**Source document**.
-=-=-=-=-

Tools for users to provide feedback on the chatbot's responses and add new datasets are also built-in.
OpenChatKit has only limited capabilities
Developers say OpenChatKit's strengths lie in tasks such as summarizing and answering questions with context, extracting information, and classifying text.
However, it is less convincing when it comes to questions without context, coding, and creative writing - all the tasks that have helped ChatGPT become so popular - although OpenAI's chatbot also hallucinates regularly. OpenChatKit also struggles with changing the subject in the middle of a conversation and sometimes repeats answers.
OpenChatKit performed much better after being fine-tuned for specific use cases. Together is working on its own chatbots for learning, financial advice, and support requests.
In the short test, OpenChatKit was not as eloquent as ChatGPT, partly because responses are limited to 256 tokens instead of around 500. Replies are much shorter, but OpenChatKit generates replies much faster. Switching between languages does not seem to cause the bot any problems. Formatting as a list or table is also possible.
Together also relies on user feedback to further improve OpenChatKit.
Is decentralized training of AI models the future?
Whatever the outcome, the training process is probably the future of large-scale open-source projects: As with GPT-JT, the developers of OpenChatKit have taken a decentralized approach, distributing the necessary computing power from a central data center to many computers.
While OpenChatKit is the first product in the open-source world to emulate ChatGPT, it certainly won't be the only one. With Meta's LLaMa models leaked earlier this month - the largest of which has three times as many parameters as GPT-NeoX-20B - it should only be a matter of time before we see a chatbot based on it.
You can try OpenChatKit for free on Hugging Face.

-=-=-=-=-

**Excerpted data**.
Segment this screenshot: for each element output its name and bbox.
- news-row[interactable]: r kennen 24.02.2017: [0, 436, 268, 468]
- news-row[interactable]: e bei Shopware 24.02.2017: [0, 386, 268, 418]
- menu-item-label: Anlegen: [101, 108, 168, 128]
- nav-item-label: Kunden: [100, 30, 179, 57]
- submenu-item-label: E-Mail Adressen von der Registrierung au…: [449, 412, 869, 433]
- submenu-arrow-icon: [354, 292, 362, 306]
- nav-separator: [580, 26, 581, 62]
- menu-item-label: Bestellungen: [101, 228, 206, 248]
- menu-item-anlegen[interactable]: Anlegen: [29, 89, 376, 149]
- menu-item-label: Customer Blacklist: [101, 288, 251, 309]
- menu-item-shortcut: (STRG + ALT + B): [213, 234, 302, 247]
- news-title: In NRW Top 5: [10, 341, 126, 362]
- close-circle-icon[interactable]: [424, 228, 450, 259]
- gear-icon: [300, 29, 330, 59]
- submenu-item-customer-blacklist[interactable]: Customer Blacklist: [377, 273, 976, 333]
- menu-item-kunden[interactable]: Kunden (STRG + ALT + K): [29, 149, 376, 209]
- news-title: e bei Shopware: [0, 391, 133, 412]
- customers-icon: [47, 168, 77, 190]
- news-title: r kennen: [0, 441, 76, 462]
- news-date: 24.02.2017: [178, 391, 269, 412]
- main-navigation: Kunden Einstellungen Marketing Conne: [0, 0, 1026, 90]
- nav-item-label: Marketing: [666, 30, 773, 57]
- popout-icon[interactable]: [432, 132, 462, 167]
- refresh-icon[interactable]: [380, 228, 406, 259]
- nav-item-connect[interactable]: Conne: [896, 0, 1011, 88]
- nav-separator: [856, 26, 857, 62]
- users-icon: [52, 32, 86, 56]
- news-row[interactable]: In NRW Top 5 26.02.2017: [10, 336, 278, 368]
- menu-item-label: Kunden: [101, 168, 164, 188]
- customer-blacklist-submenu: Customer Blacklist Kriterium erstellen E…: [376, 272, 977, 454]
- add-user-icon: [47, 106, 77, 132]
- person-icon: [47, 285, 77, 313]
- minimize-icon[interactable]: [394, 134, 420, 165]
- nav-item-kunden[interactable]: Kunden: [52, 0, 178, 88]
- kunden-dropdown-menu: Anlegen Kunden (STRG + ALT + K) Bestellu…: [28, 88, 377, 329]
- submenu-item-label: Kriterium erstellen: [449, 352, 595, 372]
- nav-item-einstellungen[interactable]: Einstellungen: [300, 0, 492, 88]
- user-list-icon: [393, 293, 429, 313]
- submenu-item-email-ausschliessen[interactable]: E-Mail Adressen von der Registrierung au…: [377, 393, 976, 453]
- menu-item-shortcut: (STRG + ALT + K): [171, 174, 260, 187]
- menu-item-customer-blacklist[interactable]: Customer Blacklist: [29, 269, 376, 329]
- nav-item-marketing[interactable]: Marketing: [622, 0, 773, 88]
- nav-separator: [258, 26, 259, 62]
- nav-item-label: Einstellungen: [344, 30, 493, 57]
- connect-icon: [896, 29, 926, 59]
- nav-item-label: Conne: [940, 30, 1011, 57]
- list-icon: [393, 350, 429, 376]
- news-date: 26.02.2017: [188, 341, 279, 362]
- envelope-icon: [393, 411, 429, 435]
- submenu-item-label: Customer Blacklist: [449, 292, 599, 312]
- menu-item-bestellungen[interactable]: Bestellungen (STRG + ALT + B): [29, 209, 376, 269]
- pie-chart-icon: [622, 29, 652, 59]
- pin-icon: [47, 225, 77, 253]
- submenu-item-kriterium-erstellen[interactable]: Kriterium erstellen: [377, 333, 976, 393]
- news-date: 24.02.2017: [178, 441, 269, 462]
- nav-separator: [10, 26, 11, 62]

-=-=-=-=-

**What to do**. Reproduce the OpenChatKit article above word for word, from start to finish.

**Answer section**.
Tools for users to provide feedback on the chatbot's responses and add new datasets are also built-in.
OpenChatKit has only limited capabilities
Developers say OpenChatKit's strengths lie in tasks such as summarizing and answering questions with context, extracting information, and classifying text.
However, it is less convincing when it comes to questions without context, coding, and creative writing - all the tasks that have helped ChatGPT become so popular - although OpenAI's chatbot also hallucinates regularly. OpenChatKit also struggles with changing the subject in the middle of a conversation and sometimes repeats answers.
OpenChatKit performed much better after being fine-tuned for specific use cases. Together is working on its own chatbots for learning, financial advice, and support requests.
In the short test, OpenChatKit was not as eloquent as ChatGPT, partly because responses are limited to 256 tokens instead of around 500. Replies are much shorter, but OpenChatKit generates replies much faster. Switching between languages does not seem to cause the bot any problems. Formatting as a list or table is also possible.
Together also relies on user feedback to further improve OpenChatKit.
Is decentralized training of AI models the future?
Whatever the outcome, the training process is probably the future of large-scale open-source projects: As with GPT-JT, the developers of OpenChatKit have taken a decentralized approach, distributing the necessary computing power from a central data center to many computers.
While OpenChatKit is the first product in the open-source world to emulate ChatGPT, it certainly won't be the only one. With Meta's LLaMa models leaked earlier this month - the largest of which has three times as many parameters as GPT-NeoX-20B - it should only be a matter of time before we see a chatbot based on it.
You can try OpenChatKit for free on Hugging Face.